== Stated goal ==
Retype the material word for word.

== Input rows ==
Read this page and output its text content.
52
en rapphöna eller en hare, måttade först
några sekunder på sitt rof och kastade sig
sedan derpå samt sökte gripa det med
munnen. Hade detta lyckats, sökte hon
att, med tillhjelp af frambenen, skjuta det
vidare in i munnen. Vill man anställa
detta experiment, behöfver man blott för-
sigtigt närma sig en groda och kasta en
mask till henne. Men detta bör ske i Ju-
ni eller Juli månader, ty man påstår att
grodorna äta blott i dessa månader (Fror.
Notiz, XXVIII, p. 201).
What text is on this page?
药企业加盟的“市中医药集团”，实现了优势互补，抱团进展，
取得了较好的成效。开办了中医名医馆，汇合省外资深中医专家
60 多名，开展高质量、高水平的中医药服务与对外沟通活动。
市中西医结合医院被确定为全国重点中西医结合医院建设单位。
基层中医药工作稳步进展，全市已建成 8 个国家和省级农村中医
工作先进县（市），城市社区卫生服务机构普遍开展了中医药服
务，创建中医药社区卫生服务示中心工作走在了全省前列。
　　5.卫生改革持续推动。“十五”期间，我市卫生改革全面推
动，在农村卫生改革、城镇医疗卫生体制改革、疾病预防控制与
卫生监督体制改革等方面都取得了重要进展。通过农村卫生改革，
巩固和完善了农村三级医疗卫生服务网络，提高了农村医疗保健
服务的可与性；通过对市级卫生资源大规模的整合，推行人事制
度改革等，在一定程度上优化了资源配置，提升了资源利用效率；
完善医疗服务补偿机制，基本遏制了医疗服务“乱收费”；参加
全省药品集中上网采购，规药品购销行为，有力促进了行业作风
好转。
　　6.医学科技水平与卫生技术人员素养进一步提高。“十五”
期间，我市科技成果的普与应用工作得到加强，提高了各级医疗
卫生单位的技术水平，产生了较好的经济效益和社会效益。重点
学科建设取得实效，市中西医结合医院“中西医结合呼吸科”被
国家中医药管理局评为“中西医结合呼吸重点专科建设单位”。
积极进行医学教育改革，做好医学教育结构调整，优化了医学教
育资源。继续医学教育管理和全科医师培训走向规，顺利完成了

== The answer ==
Read this page and output its text content.
52
en rapphöna eller en hare, måttade först
några sekunder på sitt rof och kastade sig
sedan derpå samt sökte gripa det med
munnen. Hade detta lyckats, sökte hon
att, med tillhjelp af frambenen, skjuta det
vidare in i munnen. Vill man anställa
detta experiment, behöfver man blott för-
sigtigt närma sig en groda och kasta en
mask till henne. Men detta bör ske i Ju-
ni eller Juli månader, ty man påstår att
grodorna äta blott i dessa månader (Fror.
Notiz, XXVIII, p. 201).
What text is on this page?
药企业加盟的“市中医药集团”，实现了优势互补，抱团进展，
取得了较好的成效。开办了中医名医馆，汇合省外资深中医专家
60 多名，开展高质量、高水平的中医药服务与对外沟通活动。
市中西医结合医院被确定为全国重点中西医结合医院建设单位。
基层中医药工作稳步进展，全市已建成 8 个国家和省级农村中医
工作先进县（市），城市社区卫生服务机构普遍开展了中医药服
务，创建中医药社区卫生服务示中心工作走在了全省前列。
　　5.卫生改革持续推动。“十五”期间，我市卫生改革全面推
动，在农村卫生改革、城镇医疗卫生体制改革、疾病预防控制与
卫生监督体制改革等方面都取得了重要进展。通过农村卫生改革，
巩固和完善了农村三级医疗卫生服务网络，提高了农村医疗保健
服务的可与性；通过对市级卫生资源大规模的整合，推行人事制
度改革等，在一定程度上优化了资源配置，提升了资源利用效率；
完善医疗服务补偿机制，基本遏制了医疗服务“乱收费”；参加
全省药品集中上网采购，规药品购销行为，有力促进了行业作风
好转。
　　6.医学科技水平与卫生技术人员素养进一步提高。“十五”
期间，我市科技成果的普与应用工作得到加强，提高了各级医疗
卫生单位的技术水平，产生了较好的经济效益和社会效益。重点
学科建设取得实效，市中西医结合医院“中西医结合呼吸科”被
国家中医药管理局评为“中西医结合呼吸重点专科建设单位”。
积极进行医学教育改革，做好医学教育结构调整，优化了医学教
育资源。继续医学教育管理和全科医师培训走向规，顺利完成了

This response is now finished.